Start

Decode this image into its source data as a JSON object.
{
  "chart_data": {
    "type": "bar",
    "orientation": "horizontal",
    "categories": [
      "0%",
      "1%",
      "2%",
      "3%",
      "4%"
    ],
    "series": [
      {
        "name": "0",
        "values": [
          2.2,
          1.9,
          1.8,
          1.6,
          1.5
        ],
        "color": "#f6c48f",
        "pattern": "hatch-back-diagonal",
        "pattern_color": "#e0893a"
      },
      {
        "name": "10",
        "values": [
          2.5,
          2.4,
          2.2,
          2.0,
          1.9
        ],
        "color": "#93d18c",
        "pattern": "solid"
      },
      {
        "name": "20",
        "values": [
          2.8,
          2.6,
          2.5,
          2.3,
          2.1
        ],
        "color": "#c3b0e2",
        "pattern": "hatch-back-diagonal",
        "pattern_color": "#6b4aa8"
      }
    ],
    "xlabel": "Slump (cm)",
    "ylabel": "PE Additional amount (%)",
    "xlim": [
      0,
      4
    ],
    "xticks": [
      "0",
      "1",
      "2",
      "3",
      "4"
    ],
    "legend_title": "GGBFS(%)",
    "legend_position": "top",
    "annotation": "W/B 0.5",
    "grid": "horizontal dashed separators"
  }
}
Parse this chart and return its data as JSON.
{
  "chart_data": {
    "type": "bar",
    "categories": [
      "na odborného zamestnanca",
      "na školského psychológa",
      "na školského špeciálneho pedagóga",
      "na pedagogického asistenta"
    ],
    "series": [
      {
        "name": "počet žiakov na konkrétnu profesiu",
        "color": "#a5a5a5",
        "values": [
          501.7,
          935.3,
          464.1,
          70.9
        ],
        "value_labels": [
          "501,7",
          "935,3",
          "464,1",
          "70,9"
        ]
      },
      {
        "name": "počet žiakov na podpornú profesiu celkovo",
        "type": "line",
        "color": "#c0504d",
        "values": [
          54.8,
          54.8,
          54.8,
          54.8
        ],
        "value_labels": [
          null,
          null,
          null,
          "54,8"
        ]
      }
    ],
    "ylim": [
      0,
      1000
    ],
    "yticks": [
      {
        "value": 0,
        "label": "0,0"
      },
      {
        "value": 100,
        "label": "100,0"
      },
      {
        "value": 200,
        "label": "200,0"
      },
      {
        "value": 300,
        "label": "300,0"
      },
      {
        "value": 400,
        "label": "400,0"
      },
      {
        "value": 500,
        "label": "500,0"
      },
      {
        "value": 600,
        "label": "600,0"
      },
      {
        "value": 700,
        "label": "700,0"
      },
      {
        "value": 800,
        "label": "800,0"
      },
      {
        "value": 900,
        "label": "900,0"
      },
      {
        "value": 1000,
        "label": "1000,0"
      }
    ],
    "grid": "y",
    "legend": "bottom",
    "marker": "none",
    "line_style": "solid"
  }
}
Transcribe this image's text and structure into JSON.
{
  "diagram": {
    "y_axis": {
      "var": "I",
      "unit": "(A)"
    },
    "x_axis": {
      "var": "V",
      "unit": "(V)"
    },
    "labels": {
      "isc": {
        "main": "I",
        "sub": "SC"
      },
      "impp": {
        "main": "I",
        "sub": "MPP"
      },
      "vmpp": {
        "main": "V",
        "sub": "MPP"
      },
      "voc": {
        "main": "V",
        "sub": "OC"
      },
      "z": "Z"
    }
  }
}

End

--- What the exercise asks ---
Every line above needs to be retyped exactly.

--- Task response ---
Decode this image into its source data as a JSON object.
{
  "chart_data": {
    "type": "bar",
    "orientation": "horizontal",
    "categories": [
      "0%",
      "1%",
      "2%",
      "3%",
      "4%"
    ],
    "series": [
      {
        "name": "0",
        "values": [
          2.2,
          1.9,
          1.8,
          1.6,
          1.5
        ],
        "color": "#f6c48f",
        "pattern": "hatch-back-diagonal",
        "pattern_color": "#e0893a"
      },
      {
        "name": "10",
        "values": [
          2.5,
          2.4,
          2.2,
          2.0,
          1.9
        ],
        "color": "#93d18c",
        "pattern": "solid"
      },
      {
        "name": "20",
        "values": [
          2.8,
          2.6,
          2.5,
          2.3,
          2.1
        ],
        "color": "#c3b0e2",
        "pattern": "hatch-back-diagonal",
        "pattern_color": "#6b4aa8"
      }
    ],
    "xlabel": "Slump (cm)",
    "ylabel": "PE Additional amount (%)",
    "xlim": [
      0,
      4
    ],
    "xticks": [
      "0",
      "1",
      "2",
      "3",
      "4"
    ],
    "legend_title": "GGBFS(%)",
    "legend_position": "top",
    "annotation": "W/B 0.5",
    "grid": "horizontal dashed separators"
  }
}
Parse this chart and return its data as JSON.
{
  "chart_data": {
    "type": "bar",
    "categories": [
      "na odborného zamestnanca",
      "na školského psychológa",
      "na školského špeciálneho pedagóga",
      "na pedagogického asistenta"
    ],
    "series": [
      {
        "name": "počet žiakov na konkrétnu profesiu",
        "color": "#a5a5a5",
        "values": [
          501.7,
          935.3,
          464.1,
          70.9
        ],
        "value_labels": [
          "501,7",
          "935,3",
          "464,1",
          "70,9"
        ]
      },
      {
        "name": "počet žiakov na podpornú profesiu celkovo",
        "type": "line",
        "color": "#c0504d",
        "values": [
          54.8,
          54.8,
          54.8,
          54.8
        ],
        "value_labels": [
          null,
          null,
          null,
          "54,8"
        ]
      }
    ],
    "ylim": [
      0,
      1000
    ],
    "yticks": [
      {
        "value": 0,
        "label": "0,0"
      },
      {
        "value": 100,
        "label": "100,0"
      },
      {
        "value": 200,
        "label": "200,0"
      },
      {
        "value": 300,
        "label": "300,0"
      },
      {
        "value": 400,
        "label": "400,0"
      },
      {
        "value": 500,
        "label": "500,0"
      },
      {
        "value": 600,
        "label": "600,0"
      },
      {
        "value": 700,
        "label": "700,0"
      },
      {
        "value": 800,
        "label": "800,0"
      },
      {
        "value": 900,
        "label": "900,0"
      },
      {
        "value": 1000,
        "label": "1000,0"
      }
    ],
    "grid": "y",
    "legend": "bottom",
    "marker": "none",
    "line_style": "solid"
  }
}
Transcribe this image's text and structure into JSON.
{
  "diagram": {
    "y_axis": {
      "var": "I",
      "unit": "(A)"
    },
    "x_axis": {
      "var": "V",
      "unit": "(V)"
    },
    "labels": {
      "isc": {
        "main": "I",
        "sub": "SC"
      },
      "impp": {
        "main": "I",
        "sub": "MPP"
      },
      "vmpp": {
        "main": "V",
        "sub": "MPP"
      },
      "voc": {
        "main": "V",
        "sub": "OC"
      },
      "z": "Z"
    }
  }
}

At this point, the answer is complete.